Below is the data. Give it again, complete and exact.

__Material to process__:
:::
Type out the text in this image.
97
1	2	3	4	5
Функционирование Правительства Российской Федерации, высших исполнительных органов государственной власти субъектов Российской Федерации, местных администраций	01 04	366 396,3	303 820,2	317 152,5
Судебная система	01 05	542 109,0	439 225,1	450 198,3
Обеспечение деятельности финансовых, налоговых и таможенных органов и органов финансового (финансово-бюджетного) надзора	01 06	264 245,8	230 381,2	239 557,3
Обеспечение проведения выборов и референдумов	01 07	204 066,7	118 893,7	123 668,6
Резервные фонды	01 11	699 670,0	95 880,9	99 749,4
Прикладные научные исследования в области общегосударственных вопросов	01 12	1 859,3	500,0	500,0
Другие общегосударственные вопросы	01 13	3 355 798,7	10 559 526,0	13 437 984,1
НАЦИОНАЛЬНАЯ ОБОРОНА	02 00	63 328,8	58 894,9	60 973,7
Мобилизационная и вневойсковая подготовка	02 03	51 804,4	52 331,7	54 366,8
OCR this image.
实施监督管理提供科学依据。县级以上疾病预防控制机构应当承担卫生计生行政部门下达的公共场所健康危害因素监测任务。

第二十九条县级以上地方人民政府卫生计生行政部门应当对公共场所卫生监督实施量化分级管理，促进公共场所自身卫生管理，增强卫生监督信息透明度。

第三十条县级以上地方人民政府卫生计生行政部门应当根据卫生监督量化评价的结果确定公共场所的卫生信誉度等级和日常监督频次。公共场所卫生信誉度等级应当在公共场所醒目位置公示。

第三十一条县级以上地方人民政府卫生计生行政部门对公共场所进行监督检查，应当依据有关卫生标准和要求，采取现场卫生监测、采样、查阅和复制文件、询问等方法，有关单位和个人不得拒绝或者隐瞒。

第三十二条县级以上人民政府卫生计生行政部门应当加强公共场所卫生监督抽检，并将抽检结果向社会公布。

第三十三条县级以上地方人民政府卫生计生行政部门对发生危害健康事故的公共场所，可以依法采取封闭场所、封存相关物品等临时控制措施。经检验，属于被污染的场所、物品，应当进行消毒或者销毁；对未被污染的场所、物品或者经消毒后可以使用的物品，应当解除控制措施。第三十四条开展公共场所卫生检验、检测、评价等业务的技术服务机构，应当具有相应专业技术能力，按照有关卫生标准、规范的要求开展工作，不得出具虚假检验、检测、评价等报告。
:::
__Full output__:
Type out the text in this image.
97
1	2	3	4	5
Функционирование Правительства Российской Федерации, высших исполнительных органов государственной власти субъектов Российской Федерации, местных администраций	01 04	366 396,3	303 820,2	317 152,5
Судебная система	01 05	542 109,0	439 225,1	450 198,3
Обеспечение деятельности финансовых, налоговых и таможенных органов и органов финансового (финансово-бюджетного) надзора	01 06	264 245,8	230 381,2	239 557,3
Обеспечение проведения выборов и референдумов	01 07	204 066,7	118 893,7	123 668,6
Резервные фонды	01 11	699 670,0	95 880,9	99 749,4
Прикладные научные исследования в области общегосударственных вопросов	01 12	1 859,3	500,0	500,0
Другие общегосударственные вопросы	01 13	3 355 798,7	10 559 526,0	13 437 984,1
НАЦИОНАЛЬНАЯ ОБОРОНА	02 00	63 328,8	58 894,9	60 973,7
Мобилизационная и вневойсковая подготовка	02 03	51 804,4	52 331,7	54 366,8
OCR this image.
实施监督管理提供科学依据。县级以上疾病预防控制机构应当承担卫生计生行政部门下达的公共场所健康危害因素监测任务。

第二十九条县级以上地方人民政府卫生计生行政部门应当对公共场所卫生监督实施量化分级管理，促进公共场所自身卫生管理，增强卫生监督信息透明度。

第三十条县级以上地方人民政府卫生计生行政部门应当根据卫生监督量化评价的结果确定公共场所的卫生信誉度等级和日常监督频次。公共场所卫生信誉度等级应当在公共场所醒目位置公示。

第三十一条县级以上地方人民政府卫生计生行政部门对公共场所进行监督检查，应当依据有关卫生标准和要求，采取现场卫生监测、采样、查阅和复制文件、询问等方法，有关单位和个人不得拒绝或者隐瞒。

第三十二条县级以上人民政府卫生计生行政部门应当加强公共场所卫生监督抽检，并将抽检结果向社会公布。

第三十三条县级以上地方人民政府卫生计生行政部门对发生危害健康事故的公共场所，可以依法采取封闭场所、封存相关物品等临时控制措施。经检验，属于被污染的场所、物品，应当进行消毒或者销毁；对未被污染的场所、物品或者经消毒后可以使用的物品，应当解除控制措施。第三十四条开展公共场所卫生检验、检测、评价等业务的技术服务机构，应当具有相应专业技术能力，按照有关卫生标准、规范的要求开展工作，不得出具虚假检验、检测、评价等报告。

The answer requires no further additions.